* [THE RECORDS]
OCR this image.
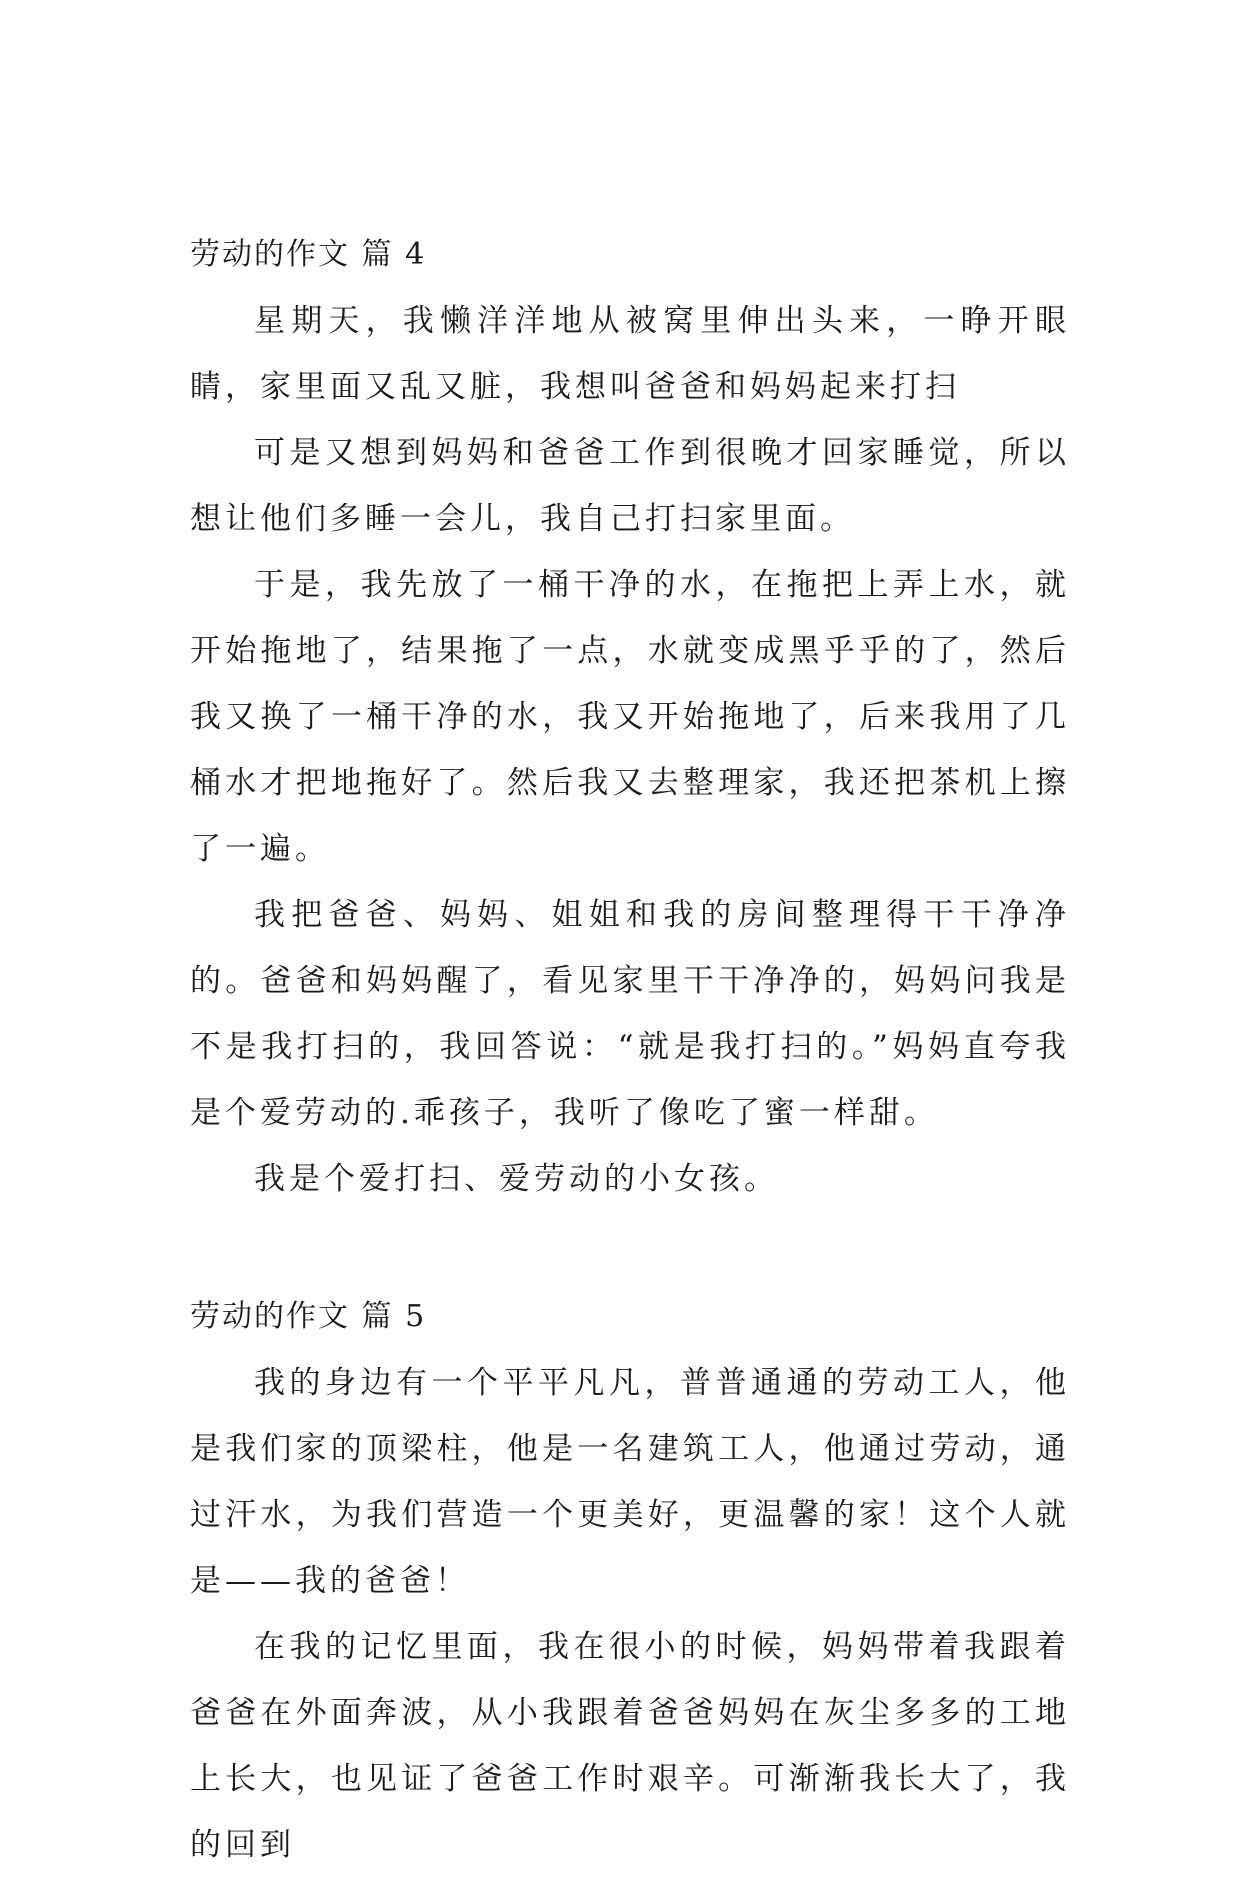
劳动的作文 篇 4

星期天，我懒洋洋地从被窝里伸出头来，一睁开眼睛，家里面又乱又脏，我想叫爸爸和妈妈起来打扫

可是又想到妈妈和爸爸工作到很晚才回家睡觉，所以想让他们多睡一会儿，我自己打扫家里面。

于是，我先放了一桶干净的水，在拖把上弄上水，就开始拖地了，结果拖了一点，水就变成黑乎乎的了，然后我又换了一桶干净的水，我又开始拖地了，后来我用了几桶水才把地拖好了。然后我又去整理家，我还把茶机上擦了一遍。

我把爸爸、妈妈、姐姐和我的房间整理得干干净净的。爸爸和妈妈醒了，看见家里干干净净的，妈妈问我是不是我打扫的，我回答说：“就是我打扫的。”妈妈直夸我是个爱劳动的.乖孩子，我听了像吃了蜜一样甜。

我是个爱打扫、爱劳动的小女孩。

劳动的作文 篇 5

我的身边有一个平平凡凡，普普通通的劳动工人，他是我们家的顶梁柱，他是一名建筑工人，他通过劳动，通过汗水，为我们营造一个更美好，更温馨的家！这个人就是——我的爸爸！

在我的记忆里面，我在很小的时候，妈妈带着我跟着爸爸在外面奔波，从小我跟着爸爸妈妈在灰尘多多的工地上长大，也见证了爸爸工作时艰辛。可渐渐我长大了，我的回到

* [DIRECTION] Leave the pictures out and copy the rest of the data exactly.

* [FULL ANSWER]
OCR this image.
劳动的作文 篇 4

星期天，我懒洋洋地从被窝里伸出头来，一睁开眼睛，家里面又乱又脏，我想叫爸爸和妈妈起来打扫

可是又想到妈妈和爸爸工作到很晚才回家睡觉，所以想让他们多睡一会儿，我自己打扫家里面。

于是，我先放了一桶干净的水，在拖把上弄上水，就开始拖地了，结果拖了一点，水就变成黑乎乎的了，然后我又换了一桶干净的水，我又开始拖地了，后来我用了几桶水才把地拖好了。然后我又去整理家，我还把茶机上擦了一遍。

我把爸爸、妈妈、姐姐和我的房间整理得干干净净的。爸爸和妈妈醒了，看见家里干干净净的，妈妈问我是不是我打扫的，我回答说：“就是我打扫的。”妈妈直夸我是个爱劳动的.乖孩子，我听了像吃了蜜一样甜。

我是个爱打扫、爱劳动的小女孩。

劳动的作文 篇 5

我的身边有一个平平凡凡，普普通通的劳动工人，他是我们家的顶梁柱，他是一名建筑工人，他通过劳动，通过汗水，为我们营造一个更美好，更温馨的家！这个人就是——我的爸爸！

在我的记忆里面，我在很小的时候，妈妈带着我跟着爸爸在外面奔波，从小我跟着爸爸妈妈在灰尘多多的工地上长大，也见证了爸爸工作时艰辛。可渐渐我长大了，我的回到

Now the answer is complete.